Dataset items
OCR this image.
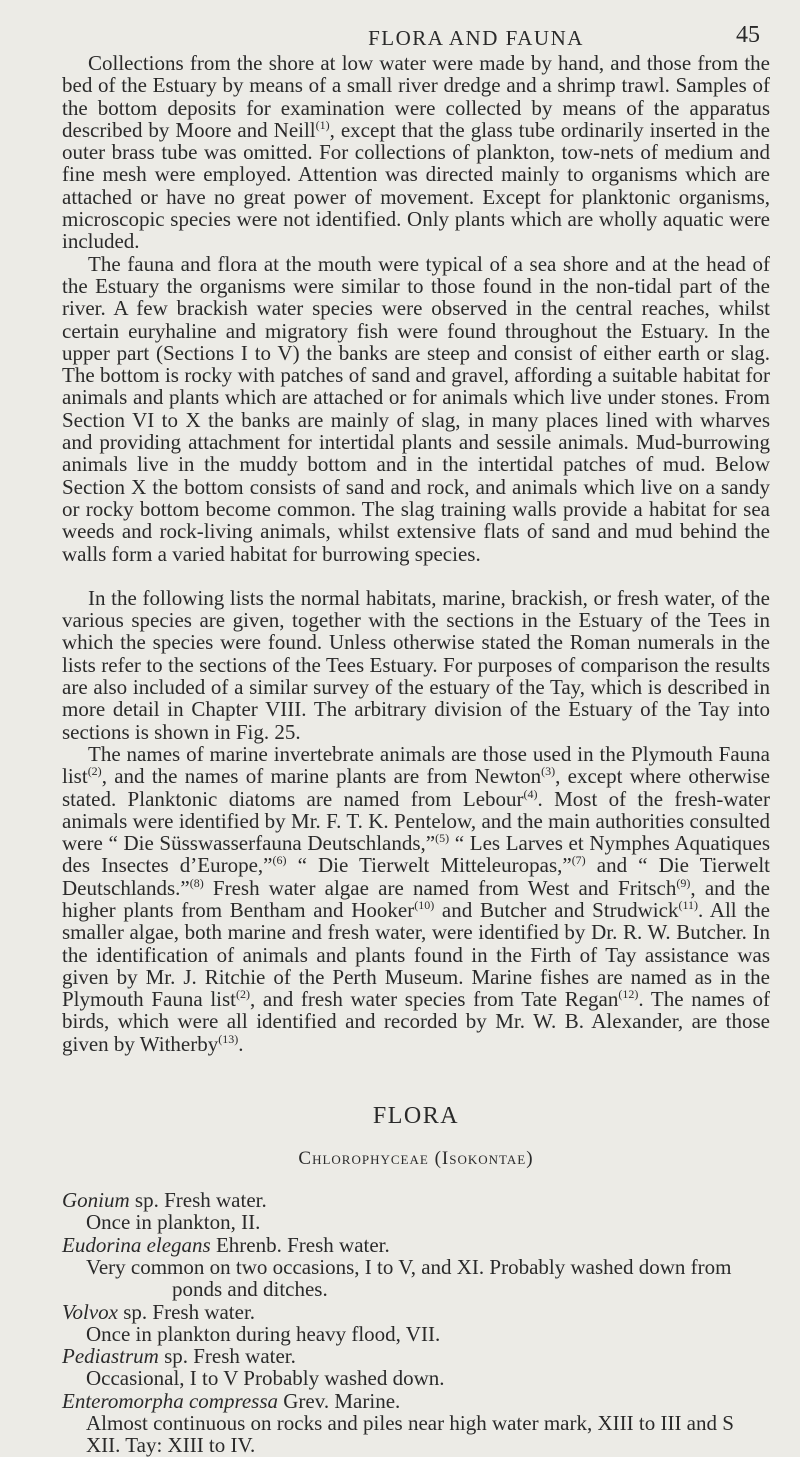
FLORA AND FAUNA	45

Collections from the shore at low water were made by hand, and those from the bed of the Estuary by means of a small river dredge and a shrimp trawl. Samples of the bottom deposits for examination were collected by means of the apparatus described by Moore and Neill$^{(1)}$, except that the glass tube ordinarily inserted in the outer brass tube was omitted. For collections of plankton, tow-nets of medium and fine mesh were employed. Attention was directed mainly to organisms which are attached or have no great power of movement. Except for planktonic organisms, microscopic species were not identified. Only plants which are wholly aquatic were included.

The fauna and flora at the mouth were typical of a sea shore and at the head of the Estuary the organisms were similar to those found in the non-tidal part of the river. A few brackish water species were observed in the central reaches, whilst certain euryhaline and migratory fish were found throughout the Estuary. In the upper part (Sections I to V) the banks are steep and consist of either earth or slag. The bottom is rocky with patches of sand and gravel, affording a suitable habitat for animals and plants which are attached or for animals which live under stones. From Section VI to X the banks are mainly of slag, in many places lined with wharves and providing attachment for intertidal plants and sessile animals. Mud-burrowing animals live in the muddy bottom and in the intertidal patches of mud. Below Section X the bottom consists of sand and rock, and animals which live on a sandy or rocky bottom become common. The slag training walls provide a habitat for sea weeds and rock-living animals, whilst extensive flats of sand and mud behind the walls form a varied habitat for burrowing species.

In the following lists the normal habitats, marine, brackish, or fresh water, of the various species are given, together with the sections in the Estuary of the Tees in which the species were found. Unless otherwise stated the Roman numerals in the lists refer to the sections of the Tees Estuary. For purposes of comparison the results are also included of a similar survey of the estuary of the Tay, which is described in more detail in Chapter VIII. The arbitrary division of the Estuary of the Tay into sections is shown in Fig. 25.

The names of marine invertebrate animals are those used in the Plymouth Fauna list$^{(2)}$, and the names of marine plants are from Newton$^{(3)}$, except where otherwise stated. Planktonic diatoms are named from Lebour$^{(4)}$. Most of the fresh-water animals were identified by Mr. F. T. K. Pentelow, and the main authorities consulted were “ Die Süsswasserfauna Deutschlands,”$^{(5)}$ “ Les Larves et Nymphes Aquatiques des Insectes d’Europe,”$^{(6)}$ “ Die Tierwelt Mitteleuropas,”$^{(7)}$ and “ Die Tierwelt Deutschlands.”$^{(8)}$ Fresh water algae are named from West and Fritsch$^{(9)}$, and the higher plants from Bentham and Hooker$^{(10)}$ and Butcher and Strudwick$^{(11)}$. All the smaller algae, both marine and fresh water, were identified by Dr. R. W. Butcher. In the identification of animals and plants found in the Firth of Tay assistance was given by Mr. J. Ritchie of the Perth Museum. Marine fishes are named as in the Plymouth Fauna list$^{(2)}$, and fresh water species from Tate Regan$^{(12)}$. The names of birds, which were all identified and recorded by Mr. W. B. Alexander, are those given by Witherby$^{(13)}$.

FLORA
Chlorophyceae (Isokontae)
Gonium sp. Fresh water.
Once in plankton, II.
Eudorina elegans Ehrenb. Fresh water.
Very common on two occasions, I to V, and XI. Probably washed down from ponds and ditches.
Volvox sp. Fresh water.
Once in plankton during heavy flood, VII.
Pediastrum sp. Fresh water.
Occasional, I to V Probably washed down.
Enteromorpha compressa Grev. Marine.
Almost continuous on rocks and piles near high water mark, XIII to III and S XII. Tay: XIII to IV.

▸ EXERCISE PROMPT: Find how many lines of the material carry the string "mainly". Only the number should be in the answer.

▸ SOLUTION FOR THIS TASK: 2